Records for processing:

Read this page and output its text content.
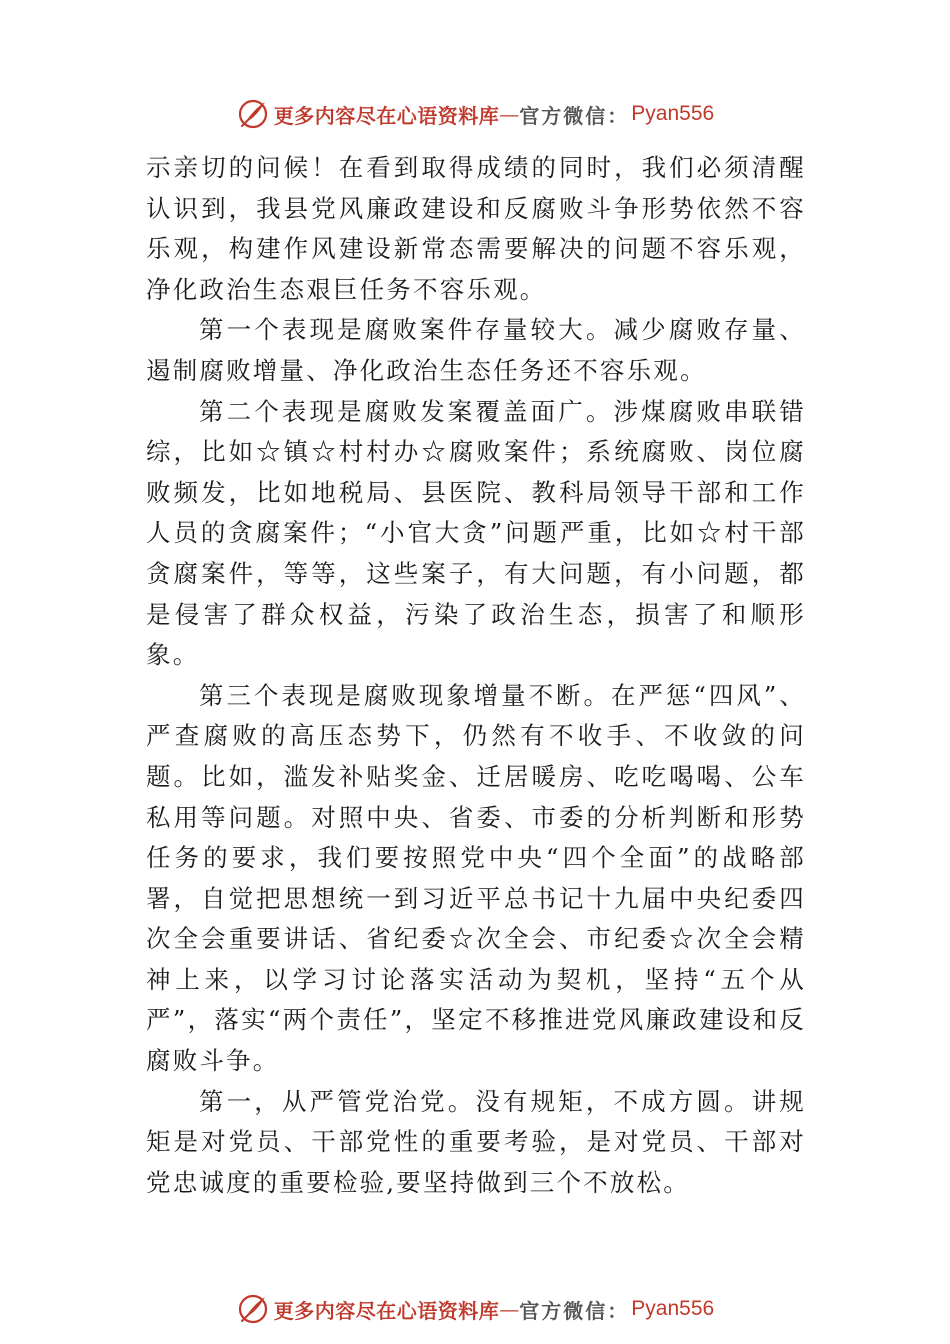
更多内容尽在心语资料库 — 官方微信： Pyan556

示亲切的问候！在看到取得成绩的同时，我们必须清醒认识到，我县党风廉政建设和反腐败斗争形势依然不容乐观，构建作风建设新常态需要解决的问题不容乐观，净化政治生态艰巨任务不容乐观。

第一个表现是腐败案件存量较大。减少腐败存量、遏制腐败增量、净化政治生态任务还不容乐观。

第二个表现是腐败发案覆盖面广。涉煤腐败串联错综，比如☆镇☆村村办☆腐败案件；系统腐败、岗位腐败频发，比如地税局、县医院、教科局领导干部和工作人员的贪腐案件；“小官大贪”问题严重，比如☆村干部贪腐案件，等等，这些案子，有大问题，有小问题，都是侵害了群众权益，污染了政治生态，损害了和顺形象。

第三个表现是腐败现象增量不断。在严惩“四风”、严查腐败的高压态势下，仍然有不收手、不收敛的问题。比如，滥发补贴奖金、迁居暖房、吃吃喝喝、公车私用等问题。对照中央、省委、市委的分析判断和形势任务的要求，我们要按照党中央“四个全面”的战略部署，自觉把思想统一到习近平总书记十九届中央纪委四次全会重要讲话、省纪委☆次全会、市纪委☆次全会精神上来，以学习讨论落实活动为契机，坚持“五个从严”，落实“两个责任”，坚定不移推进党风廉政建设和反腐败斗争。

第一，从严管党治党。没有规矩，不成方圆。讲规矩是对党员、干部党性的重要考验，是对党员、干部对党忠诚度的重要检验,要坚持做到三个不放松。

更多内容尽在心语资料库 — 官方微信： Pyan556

==

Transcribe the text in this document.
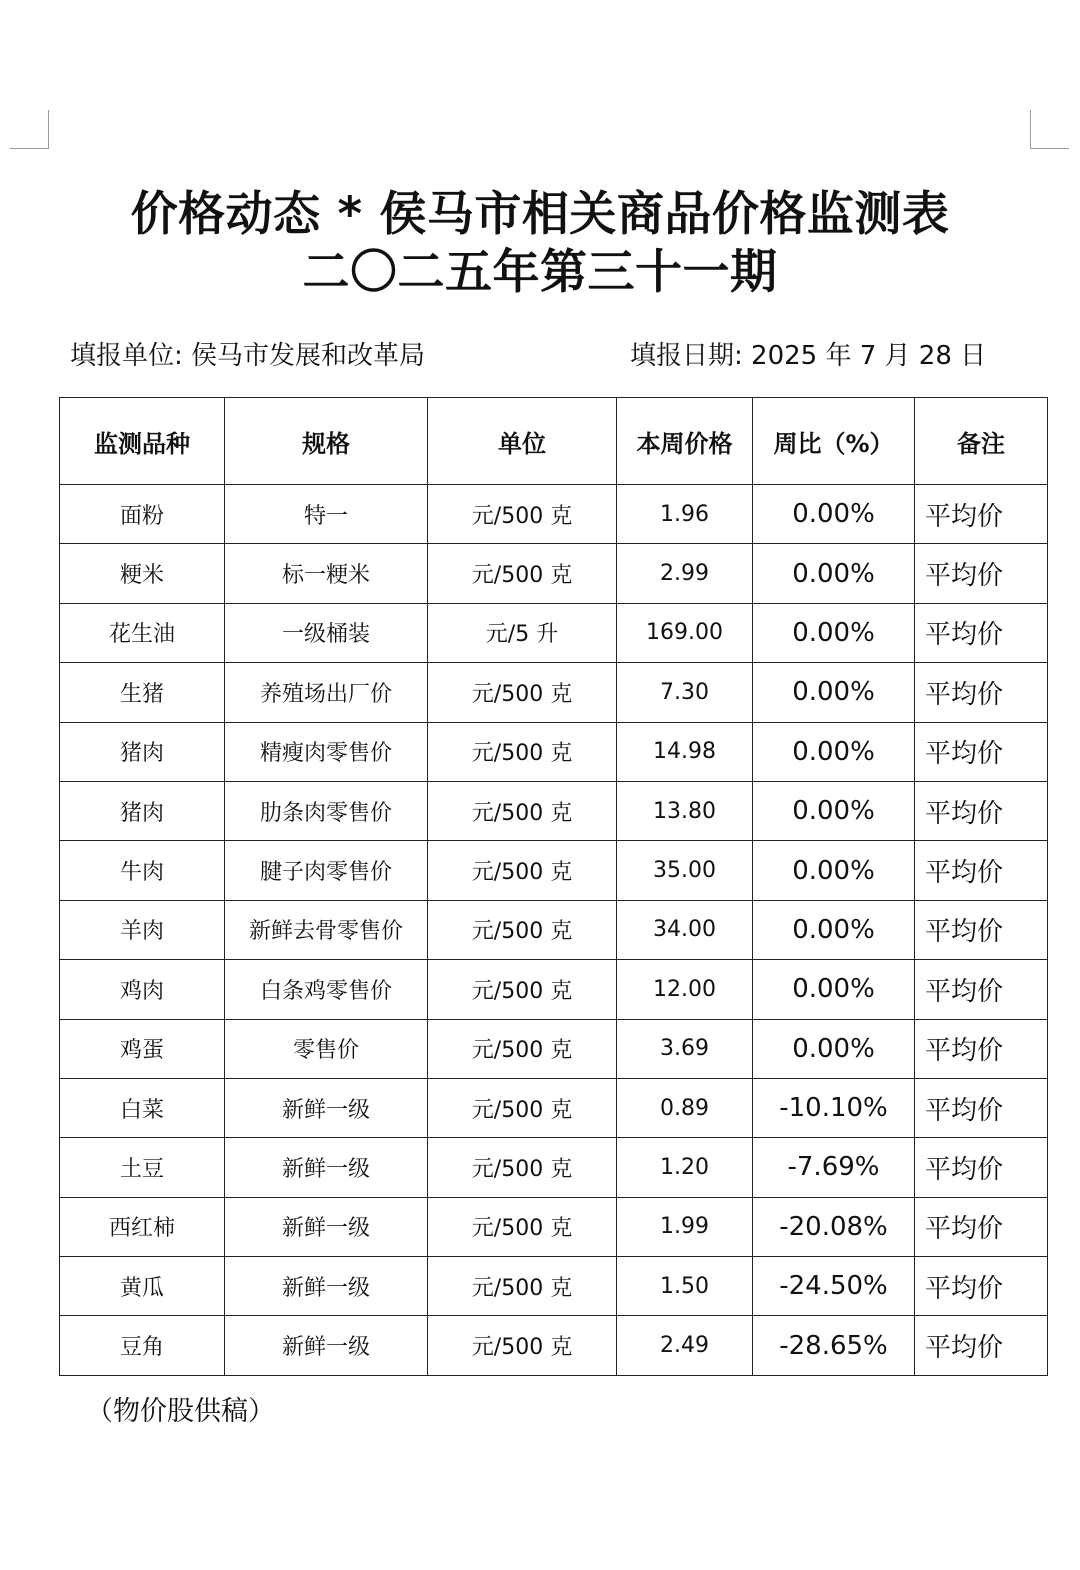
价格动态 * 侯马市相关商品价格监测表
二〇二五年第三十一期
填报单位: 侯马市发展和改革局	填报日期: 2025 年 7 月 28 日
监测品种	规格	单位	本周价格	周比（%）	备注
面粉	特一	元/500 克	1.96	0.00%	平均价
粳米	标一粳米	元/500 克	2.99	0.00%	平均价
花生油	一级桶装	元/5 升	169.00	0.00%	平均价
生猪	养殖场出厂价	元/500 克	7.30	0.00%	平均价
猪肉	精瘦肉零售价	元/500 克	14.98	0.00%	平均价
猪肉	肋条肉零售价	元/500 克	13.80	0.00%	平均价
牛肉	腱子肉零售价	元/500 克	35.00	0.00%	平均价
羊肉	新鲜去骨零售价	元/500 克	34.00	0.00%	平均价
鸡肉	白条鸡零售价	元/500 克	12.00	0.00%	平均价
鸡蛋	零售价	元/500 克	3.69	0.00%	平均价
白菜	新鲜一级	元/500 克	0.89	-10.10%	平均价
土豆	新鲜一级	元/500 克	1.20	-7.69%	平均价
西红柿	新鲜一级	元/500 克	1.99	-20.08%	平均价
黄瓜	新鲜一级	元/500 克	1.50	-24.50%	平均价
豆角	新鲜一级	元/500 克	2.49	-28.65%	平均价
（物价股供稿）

Problem: Isolate the lines that hold the word "text" and copy all of them.

Output for this exercise:
Read this page and output its text content.
Transcribe the text in this document.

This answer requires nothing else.